(Given exercise) Set down each line of the data below exactly as it stands, dropping the pictures.

(Part of a data file)

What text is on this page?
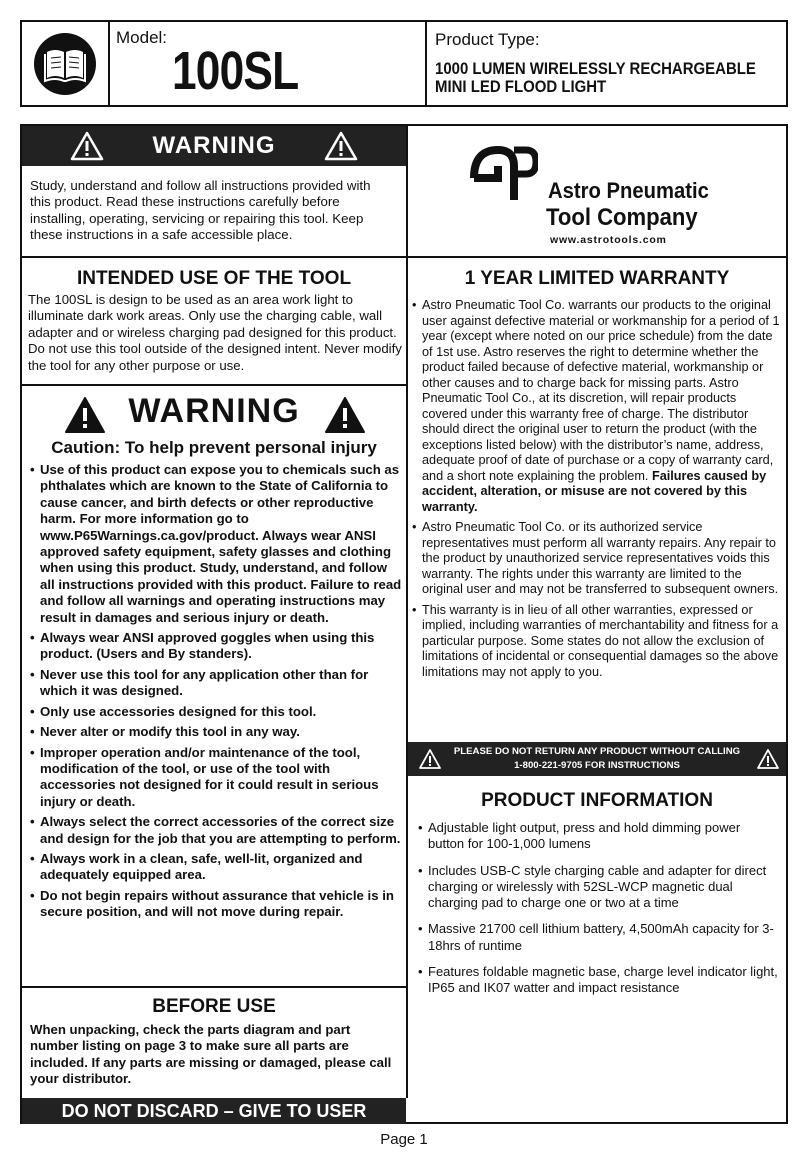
Model:
100SL
Product Type:
1000 LUMEN WIRELESSLY RECHARGEABLE
MINI LED FLOOD LIGHT
WARNING
Study, understand and follow all instructions provided with this product. Read these instructions carefully before installing, operating, servicing or repairing this tool. Keep these instructions in a safe accessible place.
Astro Pneumatic
Tool Company
www.astrotools.com
INTENDED USE OF THE TOOL
The 100SL is design to be used as an area work light to illuminate dark work areas. Only use the charging cable, wall adapter and or wireless charging pad designed for this product. Do not use this tool outside of the designed intent. Never modify the tool for any other purpose or use.
WARNING
Caution: To help prevent personal injury
• Use of this product can expose you to chemicals such as phthalates which are known to the State of California to cause cancer, and birth defects or other reproductive harm. For more information go to www.P65Warnings.ca.gov/product. Always wear ANSI approved safety equipment, safety glasses and clothing when using this product. Study, understand, and follow all instructions provided with this product. Failure to read and follow all warnings and operating instructions may result in damages and serious injury or death.
• Always wear ANSI approved goggles when using this product. (Users and By standers).
• Never use this tool for any application other than for which it was designed.
• Only use accessories designed for this tool.
• Never alter or modify this tool in any way.
• Improper operation and/or maintenance of the tool, modification of the tool, or use of the tool with accessories not designed for it could result in serious injury or death.
• Always select the correct accessories of the correct size and design for the job that you are attempting to perform.
• Always work in a clean, safe, well-lit, organized and adequately equipped area.
• Do not begin repairs without assurance that vehicle is in secure position, and will not move during repair.
BEFORE USE
When unpacking, check the parts diagram and part number listing on page 3 to make sure all parts are included. If any parts are missing or damaged, please call your distributor.
DO NOT DISCARD – GIVE TO USER
1 YEAR LIMITED WARRANTY
• Astro Pneumatic Tool Co. warrants our products to the original user against defective material or workmanship for a period of 1 year (except where noted on our price schedule) from the date of 1st use. Astro reserves the right to determine whether the product failed because of defective material, workmanship or other causes and to charge back for missing parts. Astro Pneumatic Tool Co., at its discretion, will repair products covered under this warranty free of charge. The distributor should direct the original user to return the product (with the exceptions listed below) with the distributor’s name, address, adequate proof of date of purchase or a copy of warranty card, and a short note explaining the problem. Failures caused by accident, alteration, or misuse are not covered by this warranty.
• Astro Pneumatic Tool Co. or its authorized service representatives must perform all warranty repairs. Any repair to the product by unauthorized service representatives voids this warranty. The rights under this warranty are limited to the original user and may not be transferred to subsequent owners.
• This warranty is in lieu of all other warranties, expressed or implied, including warranties of merchantability and fitness for a particular purpose. Some states do not allow the exclusion of limitations of incidental or consequential damages so the above limitations may not apply to you.
PLEASE DO NOT RETURN ANY PRODUCT WITHOUT CALLING
1-800-221-9705 FOR INSTRUCTIONS
PRODUCT INFORMATION
• Adjustable light output, press and hold dimming power button for 100-1,000 lumens
• Includes USB-C style charging cable and adapter for direct charging or wirelessly with 52SL-WCP magnetic dual charging pad to charge one or two at a time
• Massive 21700 cell lithium battery, 4,500mAh capacity for 3-18hrs of runtime
• Features foldable magnetic base, charge level indicator light, IP65 and IK07 watter and impact resistance
Page 1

(Exercise output)
What text is on this page?
Model:
100SL
Product Type:
1000 LUMEN WIRELESSLY RECHARGEABLE
MINI LED FLOOD LIGHT
WARNING
Study, understand and follow all instructions provided with this product. Read these instructions carefully before installing, operating, servicing or repairing this tool. Keep these instructions in a safe accessible place.
Astro Pneumatic
Tool Company
www.astrotools.com
INTENDED USE OF THE TOOL
The 100SL is design to be used as an area work light to illuminate dark work areas. Only use the charging cable, wall adapter and or wireless charging pad designed for this product. Do not use this tool outside of the designed intent. Never modify the tool for any other purpose or use.
WARNING
Caution: To help prevent personal injury
• Use of this product can expose you to chemicals such as phthalates which are known to the State of California to cause cancer, and birth defects or other reproductive harm. For more information go to www.P65Warnings.ca.gov/product. Always wear ANSI approved safety equipment, safety glasses and clothing when using this product. Study, understand, and follow all instructions provided with this product. Failure to read and follow all warnings and operating instructions may result in damages and serious injury or death.
• Always wear ANSI approved goggles when using this product. (Users and By standers).
• Never use this tool for any application other than for which it was designed.
• Only use accessories designed for this tool.
• Never alter or modify this tool in any way.
• Improper operation and/or maintenance of the tool, modification of the tool, or use of the tool with accessories not designed for it could result in serious injury or death.
• Always select the correct accessories of the correct size and design for the job that you are attempting to perform.
• Always work in a clean, safe, well-lit, organized and adequately equipped area.
• Do not begin repairs without assurance that vehicle is in secure position, and will not move during repair.
BEFORE USE
When unpacking, check the parts diagram and part number listing on page 3 to make sure all parts are included. If any parts are missing or damaged, please call your distributor.
DO NOT DISCARD – GIVE TO USER
1 YEAR LIMITED WARRANTY
• Astro Pneumatic Tool Co. warrants our products to the original user against defective material or workmanship for a period of 1 year (except where noted on our price schedule) from the date of 1st use. Astro reserves the right to determine whether the product failed because of defective material, workmanship or other causes and to charge back for missing parts. Astro Pneumatic Tool Co., at its discretion, will repair products covered under this warranty free of charge. The distributor should direct the original user to return the product (with the exceptions listed below) with the distributor’s name, address, adequate proof of date of purchase or a copy of warranty card, and a short note explaining the problem. Failures caused by accident, alteration, or misuse are not covered by this warranty.
• Astro Pneumatic Tool Co. or its authorized service representatives must perform all warranty repairs. Any repair to the product by unauthorized service representatives voids this warranty. The rights under this warranty are limited to the original user and may not be transferred to subsequent owners.
• This warranty is in lieu of all other warranties, expressed or implied, including warranties of merchantability and fitness for a particular purpose. Some states do not allow the exclusion of limitations of incidental or consequential damages so the above limitations may not apply to you.
PLEASE DO NOT RETURN ANY PRODUCT WITHOUT CALLING
1-800-221-9705 FOR INSTRUCTIONS
PRODUCT INFORMATION
• Adjustable light output, press and hold dimming power button for 100-1,000 lumens
• Includes USB-C style charging cable and adapter for direct charging or wirelessly with 52SL-WCP magnetic dual charging pad to charge one or two at a time
• Massive 21700 cell lithium battery, 4,500mAh capacity for 3-18hrs of runtime
• Features foldable magnetic base, charge level indicator light, IP65 and IK07 watter and impact resistance
Page 1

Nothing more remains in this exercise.